## START Source

Some restrictions do apply. Students from outside a school’s designated local enrolment area can be offered a place only if space permits after local students have been accommodated. Additionally, schools such as selective and agricultural high schools have special enrolment criteria based on academic merit.

Selective and agricultural schools

Currently in NSW, there are 17 fully selective schools, four selective agricultural high schools, 25 high schools with selective classes and a virtual selective class provision (Western NSW Region).

The aim of selective high schools is to provide a scholastically challenging environment for more academically able students. The usual range of subjects is taught at these schools, but they are geared towards the needs of gifted and talented students. Partially selective high schools offer both selective classes and community-based classes. Students gain places at selective schools by competing academically with other prospective students.

There are differing opinions on the benefits of selective schools. Some education experts argue that talented children should be educated with their intellectual peers, thus benefiting from the intellectual stimulation this grouping provides. Others argue for the comprehensive system, claiming students benefit more from a wider range of mixed abilities and attitudes.

Qualifying for a selective school

Entry into these schools is determined by the student’s results in the Selective High School Placement Test in English (including reading and writing), mathematics and general ability, together with their primary school’s assessment of their performance in English and mathematics. Other evidence of academic merit may also be considered.

## END Source
## START Stored data

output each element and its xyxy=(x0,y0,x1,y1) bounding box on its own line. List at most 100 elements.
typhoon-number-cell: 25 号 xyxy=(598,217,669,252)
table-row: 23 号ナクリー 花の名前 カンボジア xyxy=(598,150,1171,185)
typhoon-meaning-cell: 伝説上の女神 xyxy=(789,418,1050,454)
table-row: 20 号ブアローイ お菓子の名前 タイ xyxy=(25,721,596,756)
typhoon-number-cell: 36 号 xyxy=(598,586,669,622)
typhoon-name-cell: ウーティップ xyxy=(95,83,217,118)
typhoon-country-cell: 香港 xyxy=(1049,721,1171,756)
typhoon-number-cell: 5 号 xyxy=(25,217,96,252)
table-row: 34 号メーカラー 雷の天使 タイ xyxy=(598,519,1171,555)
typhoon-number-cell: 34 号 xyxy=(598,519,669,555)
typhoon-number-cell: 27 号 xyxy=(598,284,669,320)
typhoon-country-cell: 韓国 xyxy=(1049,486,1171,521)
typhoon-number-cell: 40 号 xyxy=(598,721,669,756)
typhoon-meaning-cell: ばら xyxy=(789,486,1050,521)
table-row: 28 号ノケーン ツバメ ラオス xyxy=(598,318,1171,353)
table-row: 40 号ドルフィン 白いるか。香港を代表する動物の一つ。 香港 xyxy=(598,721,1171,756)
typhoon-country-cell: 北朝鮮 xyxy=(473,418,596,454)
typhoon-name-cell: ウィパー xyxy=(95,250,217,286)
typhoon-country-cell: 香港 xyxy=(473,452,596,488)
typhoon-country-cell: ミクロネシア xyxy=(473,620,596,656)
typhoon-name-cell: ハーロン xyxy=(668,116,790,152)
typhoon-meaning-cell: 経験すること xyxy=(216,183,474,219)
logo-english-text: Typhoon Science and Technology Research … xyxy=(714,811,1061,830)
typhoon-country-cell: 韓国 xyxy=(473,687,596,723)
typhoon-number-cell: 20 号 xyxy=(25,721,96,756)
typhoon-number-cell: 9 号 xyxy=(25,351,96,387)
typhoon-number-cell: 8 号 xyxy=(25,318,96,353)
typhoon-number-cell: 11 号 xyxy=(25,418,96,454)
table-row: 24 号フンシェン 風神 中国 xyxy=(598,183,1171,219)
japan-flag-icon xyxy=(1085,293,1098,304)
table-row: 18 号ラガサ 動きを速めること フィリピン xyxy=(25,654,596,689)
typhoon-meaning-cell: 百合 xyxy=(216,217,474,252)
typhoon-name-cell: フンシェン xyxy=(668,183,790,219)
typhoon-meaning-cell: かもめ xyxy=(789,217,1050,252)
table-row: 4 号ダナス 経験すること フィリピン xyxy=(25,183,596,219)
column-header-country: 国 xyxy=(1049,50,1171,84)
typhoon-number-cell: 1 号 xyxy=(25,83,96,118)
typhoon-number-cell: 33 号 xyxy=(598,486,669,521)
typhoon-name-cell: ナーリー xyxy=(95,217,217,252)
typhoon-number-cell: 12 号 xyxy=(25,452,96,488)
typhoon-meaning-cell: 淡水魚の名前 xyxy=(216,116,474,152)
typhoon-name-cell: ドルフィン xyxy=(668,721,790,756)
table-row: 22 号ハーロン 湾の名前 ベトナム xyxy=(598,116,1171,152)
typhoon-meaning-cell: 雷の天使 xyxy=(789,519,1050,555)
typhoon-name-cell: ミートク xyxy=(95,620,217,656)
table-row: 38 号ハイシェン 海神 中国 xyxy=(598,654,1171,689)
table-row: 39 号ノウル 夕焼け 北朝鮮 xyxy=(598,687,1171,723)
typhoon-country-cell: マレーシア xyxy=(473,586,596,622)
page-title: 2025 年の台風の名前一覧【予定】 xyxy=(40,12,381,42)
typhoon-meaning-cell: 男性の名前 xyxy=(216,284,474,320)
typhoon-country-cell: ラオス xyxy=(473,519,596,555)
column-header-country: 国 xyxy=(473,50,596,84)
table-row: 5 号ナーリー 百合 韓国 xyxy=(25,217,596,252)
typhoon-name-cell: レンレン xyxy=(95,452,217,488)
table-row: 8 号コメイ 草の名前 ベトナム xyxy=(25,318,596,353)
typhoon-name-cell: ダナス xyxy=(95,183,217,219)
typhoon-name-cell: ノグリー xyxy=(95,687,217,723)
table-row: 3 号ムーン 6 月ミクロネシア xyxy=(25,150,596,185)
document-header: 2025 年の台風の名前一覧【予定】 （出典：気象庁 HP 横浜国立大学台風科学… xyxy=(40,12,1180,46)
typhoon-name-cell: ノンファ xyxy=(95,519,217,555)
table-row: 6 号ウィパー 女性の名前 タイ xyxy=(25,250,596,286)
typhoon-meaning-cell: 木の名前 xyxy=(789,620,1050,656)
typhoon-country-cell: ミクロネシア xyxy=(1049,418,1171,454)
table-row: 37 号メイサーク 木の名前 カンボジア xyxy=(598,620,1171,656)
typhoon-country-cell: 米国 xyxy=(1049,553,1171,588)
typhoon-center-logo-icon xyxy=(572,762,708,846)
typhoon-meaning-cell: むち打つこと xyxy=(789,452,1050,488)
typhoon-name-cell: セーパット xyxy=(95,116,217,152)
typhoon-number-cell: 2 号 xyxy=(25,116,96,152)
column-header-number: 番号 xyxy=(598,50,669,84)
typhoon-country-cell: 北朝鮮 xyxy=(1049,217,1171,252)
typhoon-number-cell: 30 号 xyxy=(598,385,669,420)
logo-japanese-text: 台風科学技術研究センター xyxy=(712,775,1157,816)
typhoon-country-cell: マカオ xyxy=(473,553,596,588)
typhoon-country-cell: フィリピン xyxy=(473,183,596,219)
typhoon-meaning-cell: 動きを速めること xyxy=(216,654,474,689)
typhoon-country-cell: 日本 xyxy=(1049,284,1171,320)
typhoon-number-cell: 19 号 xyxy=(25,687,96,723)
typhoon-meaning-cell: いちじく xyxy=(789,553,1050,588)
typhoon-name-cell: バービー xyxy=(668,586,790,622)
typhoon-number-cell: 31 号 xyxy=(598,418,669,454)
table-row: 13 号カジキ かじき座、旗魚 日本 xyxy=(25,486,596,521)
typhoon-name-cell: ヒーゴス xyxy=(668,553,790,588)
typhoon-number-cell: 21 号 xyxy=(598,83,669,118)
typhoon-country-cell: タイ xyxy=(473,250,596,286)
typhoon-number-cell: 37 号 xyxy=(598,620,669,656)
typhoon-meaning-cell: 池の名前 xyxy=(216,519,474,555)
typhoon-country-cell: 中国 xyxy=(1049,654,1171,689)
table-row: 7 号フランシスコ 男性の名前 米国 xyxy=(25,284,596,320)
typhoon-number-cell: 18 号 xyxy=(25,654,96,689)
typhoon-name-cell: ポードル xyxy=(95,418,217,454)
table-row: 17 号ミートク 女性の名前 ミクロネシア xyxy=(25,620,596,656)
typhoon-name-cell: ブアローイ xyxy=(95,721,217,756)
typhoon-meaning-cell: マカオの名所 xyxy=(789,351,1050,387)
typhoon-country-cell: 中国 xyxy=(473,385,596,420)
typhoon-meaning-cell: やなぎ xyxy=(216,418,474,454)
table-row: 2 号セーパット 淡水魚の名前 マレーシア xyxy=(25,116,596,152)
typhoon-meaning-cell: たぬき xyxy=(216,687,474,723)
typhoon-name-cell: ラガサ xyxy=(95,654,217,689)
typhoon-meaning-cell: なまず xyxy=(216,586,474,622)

## END Stored data
## START Stored data

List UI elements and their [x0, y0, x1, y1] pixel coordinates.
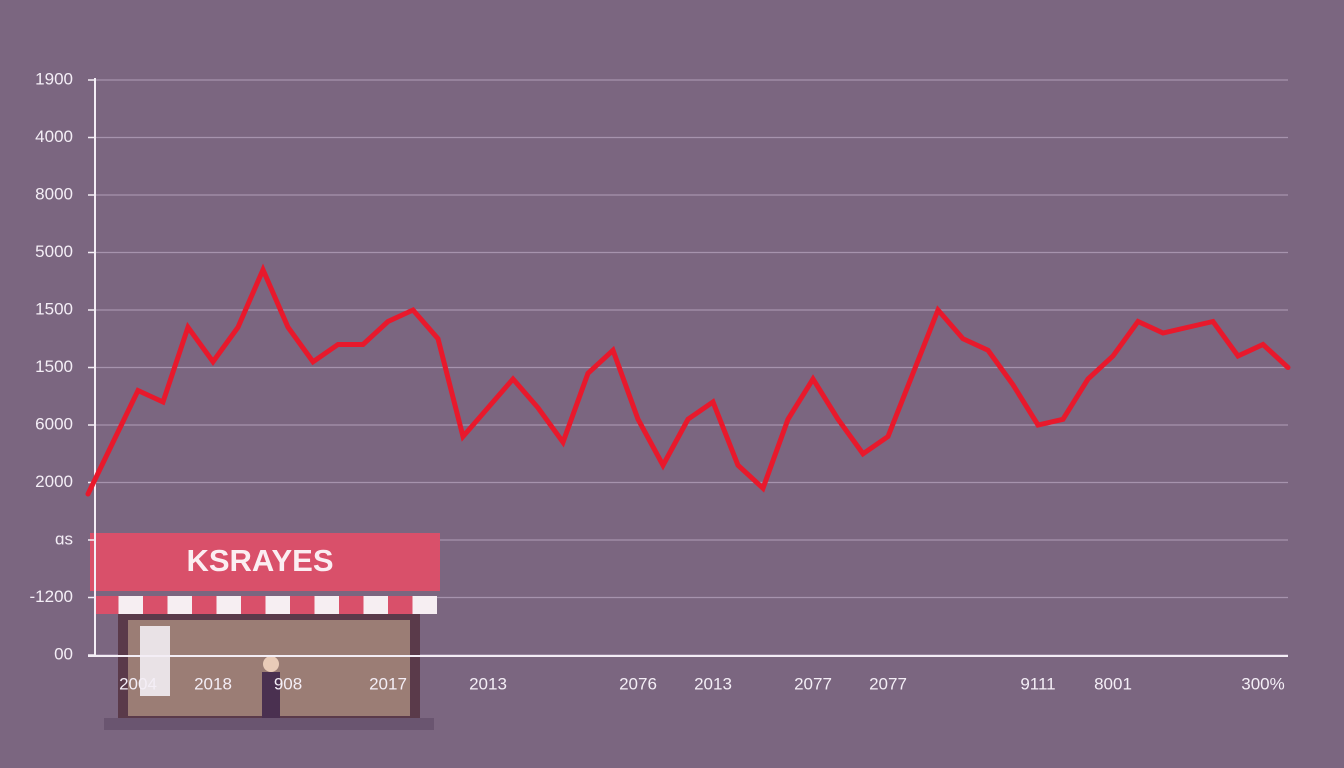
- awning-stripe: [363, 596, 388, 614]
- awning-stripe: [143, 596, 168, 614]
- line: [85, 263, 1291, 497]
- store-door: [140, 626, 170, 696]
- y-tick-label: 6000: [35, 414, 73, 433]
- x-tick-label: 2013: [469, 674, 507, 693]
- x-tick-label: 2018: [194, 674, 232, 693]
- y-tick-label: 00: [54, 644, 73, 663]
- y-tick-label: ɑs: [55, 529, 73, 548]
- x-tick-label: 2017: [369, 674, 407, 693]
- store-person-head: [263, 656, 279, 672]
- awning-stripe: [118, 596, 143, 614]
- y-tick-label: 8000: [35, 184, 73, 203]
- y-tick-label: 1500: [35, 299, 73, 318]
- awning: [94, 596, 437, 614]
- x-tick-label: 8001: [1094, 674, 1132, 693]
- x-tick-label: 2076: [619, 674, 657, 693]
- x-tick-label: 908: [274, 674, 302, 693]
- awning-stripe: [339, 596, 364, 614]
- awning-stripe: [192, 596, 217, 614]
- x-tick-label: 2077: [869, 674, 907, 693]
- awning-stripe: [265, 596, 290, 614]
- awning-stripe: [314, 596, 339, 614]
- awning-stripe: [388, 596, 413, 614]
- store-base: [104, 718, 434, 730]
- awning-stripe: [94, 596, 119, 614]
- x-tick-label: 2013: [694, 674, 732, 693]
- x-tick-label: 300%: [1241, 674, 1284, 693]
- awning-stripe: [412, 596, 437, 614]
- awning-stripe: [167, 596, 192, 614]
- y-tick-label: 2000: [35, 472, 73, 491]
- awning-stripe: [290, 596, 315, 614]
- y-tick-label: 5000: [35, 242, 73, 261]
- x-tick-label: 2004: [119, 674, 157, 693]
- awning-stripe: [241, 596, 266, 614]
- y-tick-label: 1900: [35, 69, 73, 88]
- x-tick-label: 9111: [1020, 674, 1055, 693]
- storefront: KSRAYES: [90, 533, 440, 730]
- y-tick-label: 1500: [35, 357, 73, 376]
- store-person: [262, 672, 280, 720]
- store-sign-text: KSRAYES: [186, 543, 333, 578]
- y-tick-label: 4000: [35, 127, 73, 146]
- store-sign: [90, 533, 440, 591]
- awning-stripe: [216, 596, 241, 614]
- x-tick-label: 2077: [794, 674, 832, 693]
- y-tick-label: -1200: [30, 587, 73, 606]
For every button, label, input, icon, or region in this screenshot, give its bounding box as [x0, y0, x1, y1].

## END Stored data
## START Stored data

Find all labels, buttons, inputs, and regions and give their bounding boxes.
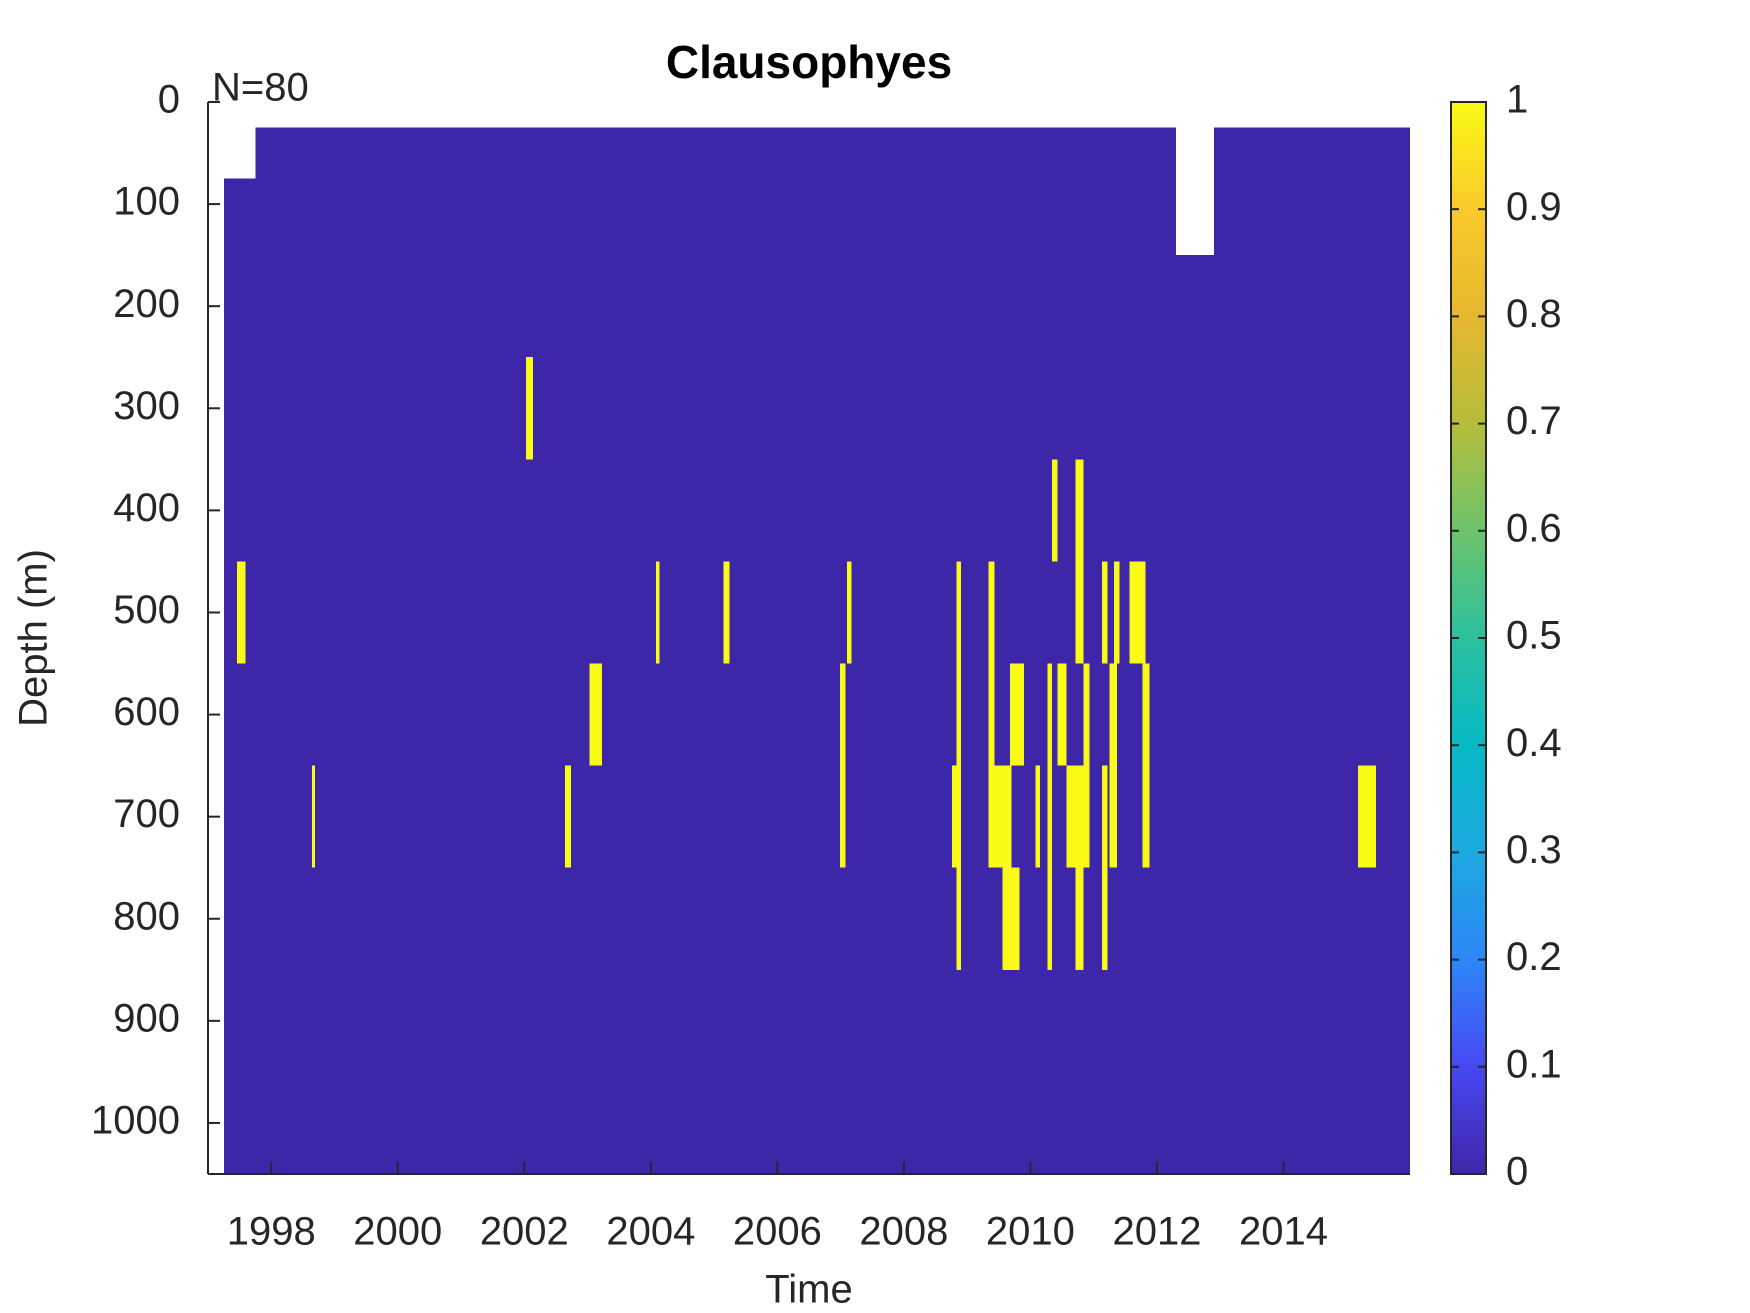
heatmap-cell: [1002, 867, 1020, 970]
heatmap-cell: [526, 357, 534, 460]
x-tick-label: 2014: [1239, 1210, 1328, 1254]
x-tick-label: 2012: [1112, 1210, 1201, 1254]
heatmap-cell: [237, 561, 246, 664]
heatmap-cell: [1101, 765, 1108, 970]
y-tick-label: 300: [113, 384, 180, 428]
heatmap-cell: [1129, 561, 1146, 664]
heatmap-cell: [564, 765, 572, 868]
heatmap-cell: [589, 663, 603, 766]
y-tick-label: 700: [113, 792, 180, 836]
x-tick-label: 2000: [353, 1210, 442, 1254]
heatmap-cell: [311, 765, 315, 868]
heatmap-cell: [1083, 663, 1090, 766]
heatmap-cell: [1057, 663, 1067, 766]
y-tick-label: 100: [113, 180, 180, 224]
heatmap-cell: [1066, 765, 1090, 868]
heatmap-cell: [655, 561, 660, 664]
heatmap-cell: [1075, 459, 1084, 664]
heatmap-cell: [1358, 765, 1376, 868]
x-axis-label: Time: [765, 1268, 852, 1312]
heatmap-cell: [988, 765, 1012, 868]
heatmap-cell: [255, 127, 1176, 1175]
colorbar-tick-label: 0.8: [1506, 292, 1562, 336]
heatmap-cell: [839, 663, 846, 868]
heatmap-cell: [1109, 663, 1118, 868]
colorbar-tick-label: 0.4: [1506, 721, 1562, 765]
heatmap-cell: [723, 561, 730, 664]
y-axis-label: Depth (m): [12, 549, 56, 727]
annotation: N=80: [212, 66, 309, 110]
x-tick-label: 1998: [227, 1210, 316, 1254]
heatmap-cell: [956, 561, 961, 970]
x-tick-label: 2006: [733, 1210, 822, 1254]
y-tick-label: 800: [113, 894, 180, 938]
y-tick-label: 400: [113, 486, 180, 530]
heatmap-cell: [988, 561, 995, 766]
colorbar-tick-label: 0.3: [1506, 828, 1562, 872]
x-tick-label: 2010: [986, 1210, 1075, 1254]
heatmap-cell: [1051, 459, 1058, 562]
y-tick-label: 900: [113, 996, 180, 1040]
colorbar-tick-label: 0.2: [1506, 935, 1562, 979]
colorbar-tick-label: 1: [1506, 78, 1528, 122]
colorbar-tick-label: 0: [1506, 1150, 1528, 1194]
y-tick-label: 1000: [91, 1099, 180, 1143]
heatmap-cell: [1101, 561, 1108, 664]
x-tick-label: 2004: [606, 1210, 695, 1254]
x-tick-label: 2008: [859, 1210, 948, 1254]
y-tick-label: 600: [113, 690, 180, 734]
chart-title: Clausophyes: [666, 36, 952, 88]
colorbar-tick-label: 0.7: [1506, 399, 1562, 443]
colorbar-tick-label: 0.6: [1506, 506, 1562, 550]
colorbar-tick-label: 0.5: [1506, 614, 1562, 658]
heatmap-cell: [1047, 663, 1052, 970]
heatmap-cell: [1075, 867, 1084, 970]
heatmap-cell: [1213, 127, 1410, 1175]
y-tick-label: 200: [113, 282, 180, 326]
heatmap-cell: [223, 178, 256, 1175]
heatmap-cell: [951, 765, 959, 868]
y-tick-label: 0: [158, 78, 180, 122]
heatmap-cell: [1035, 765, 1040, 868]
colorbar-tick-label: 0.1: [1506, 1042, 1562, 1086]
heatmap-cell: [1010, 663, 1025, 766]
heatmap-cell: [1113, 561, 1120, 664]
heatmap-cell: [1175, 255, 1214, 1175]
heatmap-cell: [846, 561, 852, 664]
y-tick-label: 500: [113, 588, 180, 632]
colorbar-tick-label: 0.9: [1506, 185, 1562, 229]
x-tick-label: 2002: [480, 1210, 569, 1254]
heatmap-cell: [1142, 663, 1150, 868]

## END Stored data

◆ **Actions to take**:
(1) From the passage on NSW selective schools, extract the text that begins at the words "There are differing" and stops after the words "abilities and attitudes.".
(2) Rewrite the paragraph of the NSW selective schools passage that begins "There are differing opinions" in a shorter form, keeping its main points.
(3) Proceed with the passage on NSW selective schools, picking up after its final sentence.

◆ **The results**:
(1)
There are differing opinions on the benefits of selective schools. Some education experts argue that talented children should be educated with their intellectual peers, thus benefiting from the intellectual stimulation this grouping provides. Others argue for the comprehensive system, claiming students benefit more from a wider range of mixed abilities and attitudes.

(2) Opinions differ on whether selective schools are beneficial. Some education experts say talented children should learn alongside their intellectual peers and gain from the stimulation this provides. Others favor the comprehensive system, claiming students benefit more from a wide mix of abilities and attitudes.

(3)
Parents wishing to apply on behalf of their child for Year 7 can do so online via the NSW Public Schools website, schools.nsw.edu.au. Students throughout the state sit for the Selective High School Placement Test in designated test centres on a specified date. Applications and results are considered by a selection committee, which will also take into account circumstances where a child has a sensory or physical disability or is from a non-English-speaking background.

Agricultural high schools are selective high schools that specialise in agricultural studies. Students wishing to enrol in day places at agricultural high schools are selected in much the same way as those in selective high schools. Boarding places for all years are offered at Hurlstone (boarding and day), Yanco (boarding only) and Farrer Memorial (boarding and day). Hurlstone and Yanco are both co-educational while Farrer accepts boys only. Offers of boarding placements in agricultural high schools take students’ geographic isolation and their ability to cope in a boarding situation into consideration.

For more information about selective schools, consult your government primary school principal or phone the Selective High School and Opportunity Class Placement Unit on 02 9707 6262 or your regional office on 13 15 36.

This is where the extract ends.